** BEGIN INFORMATION GIVEN **

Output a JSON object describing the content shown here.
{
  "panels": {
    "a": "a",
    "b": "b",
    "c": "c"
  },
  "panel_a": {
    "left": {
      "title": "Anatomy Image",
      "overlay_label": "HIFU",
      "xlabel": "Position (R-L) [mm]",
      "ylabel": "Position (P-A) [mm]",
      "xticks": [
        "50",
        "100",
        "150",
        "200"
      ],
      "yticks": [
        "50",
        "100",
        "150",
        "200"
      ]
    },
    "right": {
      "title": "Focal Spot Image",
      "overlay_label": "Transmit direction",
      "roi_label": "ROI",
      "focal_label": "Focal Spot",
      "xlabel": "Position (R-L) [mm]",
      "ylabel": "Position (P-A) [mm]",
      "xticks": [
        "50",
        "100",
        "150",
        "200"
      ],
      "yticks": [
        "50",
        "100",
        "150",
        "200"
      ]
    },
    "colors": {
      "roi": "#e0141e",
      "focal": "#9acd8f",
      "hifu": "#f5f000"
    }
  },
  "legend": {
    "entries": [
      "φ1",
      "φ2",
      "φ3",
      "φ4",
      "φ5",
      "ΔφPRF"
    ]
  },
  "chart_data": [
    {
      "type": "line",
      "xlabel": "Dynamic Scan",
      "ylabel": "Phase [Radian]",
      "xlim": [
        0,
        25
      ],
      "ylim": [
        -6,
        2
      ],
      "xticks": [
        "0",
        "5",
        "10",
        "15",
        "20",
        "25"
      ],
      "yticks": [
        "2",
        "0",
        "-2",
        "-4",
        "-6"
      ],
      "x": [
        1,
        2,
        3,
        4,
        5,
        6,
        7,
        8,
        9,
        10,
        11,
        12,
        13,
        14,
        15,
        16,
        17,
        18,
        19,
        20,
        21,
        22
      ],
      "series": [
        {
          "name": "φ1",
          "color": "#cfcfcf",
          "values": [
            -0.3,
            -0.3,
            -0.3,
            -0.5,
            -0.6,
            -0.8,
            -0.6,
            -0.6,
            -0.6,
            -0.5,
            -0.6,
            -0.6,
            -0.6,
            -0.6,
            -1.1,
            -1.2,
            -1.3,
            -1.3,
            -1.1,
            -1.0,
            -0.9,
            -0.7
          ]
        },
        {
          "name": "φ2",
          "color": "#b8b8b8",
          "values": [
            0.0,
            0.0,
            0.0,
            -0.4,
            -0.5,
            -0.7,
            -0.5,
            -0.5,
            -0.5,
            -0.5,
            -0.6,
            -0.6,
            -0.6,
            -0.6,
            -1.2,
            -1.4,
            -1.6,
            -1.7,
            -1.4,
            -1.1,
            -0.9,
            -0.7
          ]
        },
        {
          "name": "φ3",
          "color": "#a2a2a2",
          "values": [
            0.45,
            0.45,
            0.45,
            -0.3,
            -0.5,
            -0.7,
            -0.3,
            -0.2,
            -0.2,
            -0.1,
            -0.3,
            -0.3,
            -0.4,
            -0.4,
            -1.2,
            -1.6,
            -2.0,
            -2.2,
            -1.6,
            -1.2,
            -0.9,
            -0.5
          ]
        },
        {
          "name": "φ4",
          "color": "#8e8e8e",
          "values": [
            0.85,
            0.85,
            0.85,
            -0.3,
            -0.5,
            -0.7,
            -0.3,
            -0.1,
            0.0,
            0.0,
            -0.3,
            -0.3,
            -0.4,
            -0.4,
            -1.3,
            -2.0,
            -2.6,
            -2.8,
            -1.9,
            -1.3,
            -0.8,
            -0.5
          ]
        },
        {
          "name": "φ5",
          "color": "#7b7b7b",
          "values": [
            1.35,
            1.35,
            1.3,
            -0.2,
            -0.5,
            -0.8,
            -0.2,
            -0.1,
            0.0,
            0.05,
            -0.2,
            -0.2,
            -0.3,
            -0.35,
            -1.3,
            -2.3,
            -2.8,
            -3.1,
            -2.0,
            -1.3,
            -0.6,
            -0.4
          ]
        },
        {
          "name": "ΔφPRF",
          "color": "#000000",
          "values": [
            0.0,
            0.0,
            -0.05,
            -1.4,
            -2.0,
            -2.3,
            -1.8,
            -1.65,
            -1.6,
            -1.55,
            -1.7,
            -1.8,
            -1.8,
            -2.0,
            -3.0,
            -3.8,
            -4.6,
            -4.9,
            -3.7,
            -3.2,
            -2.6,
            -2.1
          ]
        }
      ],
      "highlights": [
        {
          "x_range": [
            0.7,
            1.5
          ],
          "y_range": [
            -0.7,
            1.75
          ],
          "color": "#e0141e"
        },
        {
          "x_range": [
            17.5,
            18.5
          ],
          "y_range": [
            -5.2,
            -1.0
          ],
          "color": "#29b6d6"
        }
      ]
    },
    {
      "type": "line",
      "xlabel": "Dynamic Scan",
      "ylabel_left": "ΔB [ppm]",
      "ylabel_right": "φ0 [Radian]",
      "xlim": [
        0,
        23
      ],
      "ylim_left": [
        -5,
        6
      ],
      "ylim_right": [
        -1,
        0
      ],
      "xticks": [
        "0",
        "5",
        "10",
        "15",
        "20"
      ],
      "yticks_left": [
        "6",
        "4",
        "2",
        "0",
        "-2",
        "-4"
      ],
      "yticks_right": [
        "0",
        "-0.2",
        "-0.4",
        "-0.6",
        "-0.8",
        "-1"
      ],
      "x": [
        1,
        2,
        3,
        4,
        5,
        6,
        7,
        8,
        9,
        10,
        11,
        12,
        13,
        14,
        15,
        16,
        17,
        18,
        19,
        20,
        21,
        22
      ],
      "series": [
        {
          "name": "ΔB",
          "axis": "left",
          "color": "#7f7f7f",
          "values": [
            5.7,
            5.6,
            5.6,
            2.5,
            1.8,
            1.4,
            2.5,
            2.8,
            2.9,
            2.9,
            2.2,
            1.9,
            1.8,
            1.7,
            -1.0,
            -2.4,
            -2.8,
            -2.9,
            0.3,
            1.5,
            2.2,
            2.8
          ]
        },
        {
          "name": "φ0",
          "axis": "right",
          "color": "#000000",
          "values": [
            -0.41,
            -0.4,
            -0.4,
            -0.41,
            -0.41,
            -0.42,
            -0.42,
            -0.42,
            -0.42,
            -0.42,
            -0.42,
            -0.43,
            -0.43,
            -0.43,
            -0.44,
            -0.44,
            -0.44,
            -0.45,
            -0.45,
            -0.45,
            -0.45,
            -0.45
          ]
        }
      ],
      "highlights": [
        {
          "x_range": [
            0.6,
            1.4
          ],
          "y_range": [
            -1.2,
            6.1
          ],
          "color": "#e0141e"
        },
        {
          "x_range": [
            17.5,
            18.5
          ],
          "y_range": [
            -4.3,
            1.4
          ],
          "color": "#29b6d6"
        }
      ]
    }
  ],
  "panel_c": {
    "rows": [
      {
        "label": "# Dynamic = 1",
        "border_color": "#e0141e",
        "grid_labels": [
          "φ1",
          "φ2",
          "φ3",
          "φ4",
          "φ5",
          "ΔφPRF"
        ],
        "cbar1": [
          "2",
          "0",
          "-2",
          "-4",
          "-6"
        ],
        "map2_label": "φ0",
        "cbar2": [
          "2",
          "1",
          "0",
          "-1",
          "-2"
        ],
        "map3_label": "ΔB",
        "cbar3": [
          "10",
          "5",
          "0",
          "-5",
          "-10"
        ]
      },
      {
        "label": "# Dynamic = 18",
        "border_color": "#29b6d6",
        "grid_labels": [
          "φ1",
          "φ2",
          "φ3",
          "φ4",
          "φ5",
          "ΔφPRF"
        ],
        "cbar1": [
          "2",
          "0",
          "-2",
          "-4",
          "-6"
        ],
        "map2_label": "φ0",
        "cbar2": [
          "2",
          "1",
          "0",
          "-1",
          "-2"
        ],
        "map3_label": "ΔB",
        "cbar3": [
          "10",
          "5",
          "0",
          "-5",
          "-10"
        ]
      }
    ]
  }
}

** END INFORMATION GIVEN **

* _DIRECTIVE_: Reproduce the data in full, exactly as presented.

* _SOLVED EXERCISE_:
Output a JSON object describing the content shown here.
{
  "panels": {
    "a": "a",
    "b": "b",
    "c": "c"
  },
  "panel_a": {
    "left": {
      "title": "Anatomy Image",
      "overlay_label": "HIFU",
      "xlabel": "Position (R-L) [mm]",
      "ylabel": "Position (P-A) [mm]",
      "xticks": [
        "50",
        "100",
        "150",
        "200"
      ],
      "yticks": [
        "50",
        "100",
        "150",
        "200"
      ]
    },
    "right": {
      "title": "Focal Spot Image",
      "overlay_label": "Transmit direction",
      "roi_label": "ROI",
      "focal_label": "Focal Spot",
      "xlabel": "Position (R-L) [mm]",
      "ylabel": "Position (P-A) [mm]",
      "xticks": [
        "50",
        "100",
        "150",
        "200"
      ],
      "yticks": [
        "50",
        "100",
        "150",
        "200"
      ]
    },
    "colors": {
      "roi": "#e0141e",
      "focal": "#9acd8f",
      "hifu": "#f5f000"
    }
  },
  "legend": {
    "entries": [
      "φ1",
      "φ2",
      "φ3",
      "φ4",
      "φ5",
      "ΔφPRF"
    ]
  },
  "chart_data": [
    {
      "type": "line",
      "xlabel": "Dynamic Scan",
      "ylabel": "Phase [Radian]",
      "xlim": [
        0,
        25
      ],
      "ylim": [
        -6,
        2
      ],
      "xticks": [
        "0",
        "5",
        "10",
        "15",
        "20",
        "25"
      ],
      "yticks": [
        "2",
        "0",
        "-2",
        "-4",
        "-6"
      ],
      "x": [
        1,
        2,
        3,
        4,
        5,
        6,
        7,
        8,
        9,
        10,
        11,
        12,
        13,
        14,
        15,
        16,
        17,
        18,
        19,
        20,
        21,
        22
      ],
      "series": [
        {
          "name": "φ1",
          "color": "#cfcfcf",
          "values": [
            -0.3,
            -0.3,
            -0.3,
            -0.5,
            -0.6,
            -0.8,
            -0.6,
            -0.6,
            -0.6,
            -0.5,
            -0.6,
            -0.6,
            -0.6,
            -0.6,
            -1.1,
            -1.2,
            -1.3,
            -1.3,
            -1.1,
            -1.0,
            -0.9,
            -0.7
          ]
        },
        {
          "name": "φ2",
          "color": "#b8b8b8",
          "values": [
            0.0,
            0.0,
            0.0,
            -0.4,
            -0.5,
            -0.7,
            -0.5,
            -0.5,
            -0.5,
            -0.5,
            -0.6,
            -0.6,
            -0.6,
            -0.6,
            -1.2,
            -1.4,
            -1.6,
            -1.7,
            -1.4,
            -1.1,
            -0.9,
            -0.7
          ]
        },
        {
          "name": "φ3",
          "color": "#a2a2a2",
          "values": [
            0.45,
            0.45,
            0.45,
            -0.3,
            -0.5,
            -0.7,
            -0.3,
            -0.2,
            -0.2,
            -0.1,
            -0.3,
            -0.3,
            -0.4,
            -0.4,
            -1.2,
            -1.6,
            -2.0,
            -2.2,
            -1.6,
            -1.2,
            -0.9,
            -0.5
          ]
        },
        {
          "name": "φ4",
          "color": "#8e8e8e",
          "values": [
            0.85,
            0.85,
            0.85,
            -0.3,
            -0.5,
            -0.7,
            -0.3,
            -0.1,
            0.0,
            0.0,
            -0.3,
            -0.3,
            -0.4,
            -0.4,
            -1.3,
            -2.0,
            -2.6,
            -2.8,
            -1.9,
            -1.3,
            -0.8,
            -0.5
          ]
        },
        {
          "name": "φ5",
          "color": "#7b7b7b",
          "values": [
            1.35,
            1.35,
            1.3,
            -0.2,
            -0.5,
            -0.8,
            -0.2,
            -0.1,
            0.0,
            0.05,
            -0.2,
            -0.2,
            -0.3,
            -0.35,
            -1.3,
            -2.3,
            -2.8,
            -3.1,
            -2.0,
            -1.3,
            -0.6,
            -0.4
          ]
        },
        {
          "name": "ΔφPRF",
          "color": "#000000",
          "values": [
            0.0,
            0.0,
            -0.05,
            -1.4,
            -2.0,
            -2.3,
            -1.8,
            -1.65,
            -1.6,
            -1.55,
            -1.7,
            -1.8,
            -1.8,
            -2.0,
            -3.0,
            -3.8,
            -4.6,
            -4.9,
            -3.7,
            -3.2,
            -2.6,
            -2.1
          ]
        }
      ],
      "highlights": [
        {
          "x_range": [
            0.7,
            1.5
          ],
          "y_range": [
            -0.7,
            1.75
          ],
          "color": "#e0141e"
        },
        {
          "x_range": [
            17.5,
            18.5
          ],
          "y_range": [
            -5.2,
            -1.0
          ],
          "color": "#29b6d6"
        }
      ]
    },
    {
      "type": "line",
      "xlabel": "Dynamic Scan",
      "ylabel_left": "ΔB [ppm]",
      "ylabel_right": "φ0 [Radian]",
      "xlim": [
        0,
        23
      ],
      "ylim_left": [
        -5,
        6
      ],
      "ylim_right": [
        -1,
        0
      ],
      "xticks": [
        "0",
        "5",
        "10",
        "15",
        "20"
      ],
      "yticks_left": [
        "6",
        "4",
        "2",
        "0",
        "-2",
        "-4"
      ],
      "yticks_right": [
        "0",
        "-0.2",
        "-0.4",
        "-0.6",
        "-0.8",
        "-1"
      ],
      "x": [
        1,
        2,
        3,
        4,
        5,
        6,
        7,
        8,
        9,
        10,
        11,
        12,
        13,
        14,
        15,
        16,
        17,
        18,
        19,
        20,
        21,
        22
      ],
      "series": [
        {
          "name": "ΔB",
          "axis": "left",
          "color": "#7f7f7f",
          "values": [
            5.7,
            5.6,
            5.6,
            2.5,
            1.8,
            1.4,
            2.5,
            2.8,
            2.9,
            2.9,
            2.2,
            1.9,
            1.8,
            1.7,
            -1.0,
            -2.4,
            -2.8,
            -2.9,
            0.3,
            1.5,
            2.2,
            2.8
          ]
        },
        {
          "name": "φ0",
          "axis": "right",
          "color": "#000000",
          "values": [
            -0.41,
            -0.4,
            -0.4,
            -0.41,
            -0.41,
            -0.42,
            -0.42,
            -0.42,
            -0.42,
            -0.42,
            -0.42,
            -0.43,
            -0.43,
            -0.43,
            -0.44,
            -0.44,
            -0.44,
            -0.45,
            -0.45,
            -0.45,
            -0.45,
            -0.45
          ]
        }
      ],
      "highlights": [
        {
          "x_range": [
            0.6,
            1.4
          ],
          "y_range": [
            -1.2,
            6.1
          ],
          "color": "#e0141e"
        },
        {
          "x_range": [
            17.5,
            18.5
          ],
          "y_range": [
            -4.3,
            1.4
          ],
          "color": "#29b6d6"
        }
      ]
    }
  ],
  "panel_c": {
    "rows": [
      {
        "label": "# Dynamic = 1",
        "border_color": "#e0141e",
        "grid_labels": [
          "φ1",
          "φ2",
          "φ3",
          "φ4",
          "φ5",
          "ΔφPRF"
        ],
        "cbar1": [
          "2",
          "0",
          "-2",
          "-4",
          "-6"
        ],
        "map2_label": "φ0",
        "cbar2": [
          "2",
          "1",
          "0",
          "-1",
          "-2"
        ],
        "map3_label": "ΔB",
        "cbar3": [
          "10",
          "5",
          "0",
          "-5",
          "-10"
        ]
      },
      {
        "label": "# Dynamic = 18",
        "border_color": "#29b6d6",
        "grid_labels": [
          "φ1",
          "φ2",
          "φ3",
          "φ4",
          "φ5",
          "ΔφPRF"
        ],
        "cbar1": [
          "2",
          "0",
          "-2",
          "-4",
          "-6"
        ],
        "map2_label": "φ0",
        "cbar2": [
          "2",
          "1",
          "0",
          "-1",
          "-2"
        ],
        "map3_label": "ΔB",
        "cbar3": [
          "10",
          "5",
          "0",
          "-5",
          "-10"
        ]
      }
    ]
  }
}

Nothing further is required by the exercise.